Task directions: Output the material beneath this task exactly, images excluded.

Exercise data:
-.-.-
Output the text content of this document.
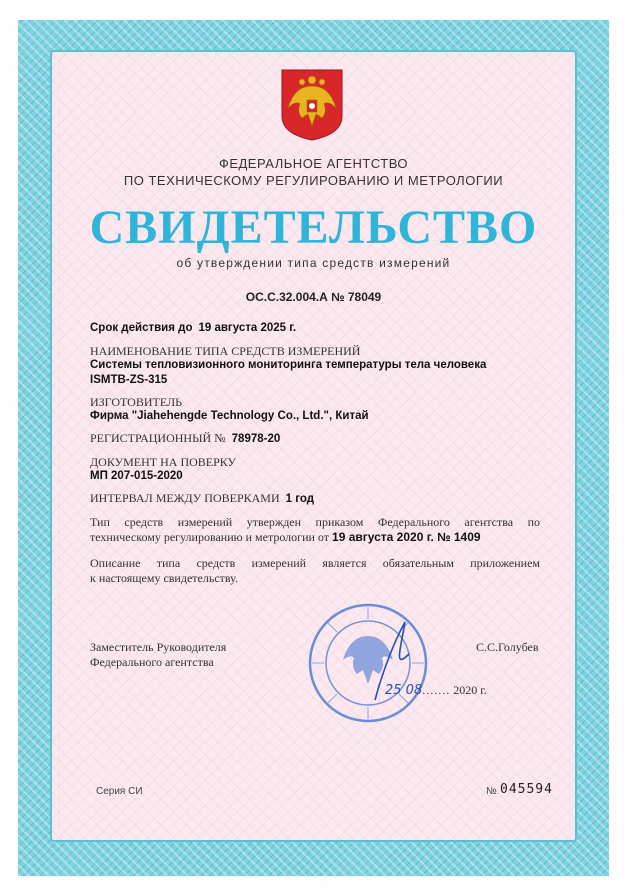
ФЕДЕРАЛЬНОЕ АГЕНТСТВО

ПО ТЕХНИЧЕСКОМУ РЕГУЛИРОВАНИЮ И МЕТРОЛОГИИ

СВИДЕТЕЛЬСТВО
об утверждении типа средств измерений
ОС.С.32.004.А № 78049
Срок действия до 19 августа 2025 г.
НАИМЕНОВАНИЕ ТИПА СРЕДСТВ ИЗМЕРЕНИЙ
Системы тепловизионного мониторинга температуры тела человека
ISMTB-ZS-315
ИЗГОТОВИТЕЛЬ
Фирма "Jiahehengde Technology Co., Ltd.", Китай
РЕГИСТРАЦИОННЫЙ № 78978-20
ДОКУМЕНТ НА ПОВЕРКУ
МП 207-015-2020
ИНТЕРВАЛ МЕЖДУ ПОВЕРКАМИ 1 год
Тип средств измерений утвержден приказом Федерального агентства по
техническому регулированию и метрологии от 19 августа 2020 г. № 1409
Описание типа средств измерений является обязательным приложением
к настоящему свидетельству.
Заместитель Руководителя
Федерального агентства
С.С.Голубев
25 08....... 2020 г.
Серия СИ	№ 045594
-.-.-
Exercise output:
Output the text content of this document.
ФЕДЕРАЛЬНОЕ АГЕНТСТВО

ПО ТЕХНИЧЕСКОМУ РЕГУЛИРОВАНИЮ И МЕТРОЛОГИИ

СВИДЕТЕЛЬСТВО
об утверждении типа средств измерений
ОС.С.32.004.А № 78049
Срок действия до 19 августа 2025 г.
НАИМЕНОВАНИЕ ТИПА СРЕДСТВ ИЗМЕРЕНИЙ
Системы тепловизионного мониторинга температуры тела человека
ISMTB-ZS-315
ИЗГОТОВИТЕЛЬ
Фирма "Jiahehengde Technology Co., Ltd.", Китай
РЕГИСТРАЦИОННЫЙ № 78978-20
ДОКУМЕНТ НА ПОВЕРКУ
МП 207-015-2020
ИНТЕРВАЛ МЕЖДУ ПОВЕРКАМИ 1 год
Тип средств измерений утвержден приказом Федерального агентства по
техническому регулированию и метрологии от 19 августа 2020 г. № 1409
Описание типа средств измерений является обязательным приложением
к настоящему свидетельству.
Заместитель Руководителя
Федерального агентства
С.С.Голубев
25 08....... 2020 г.
Серия СИ	№ 045594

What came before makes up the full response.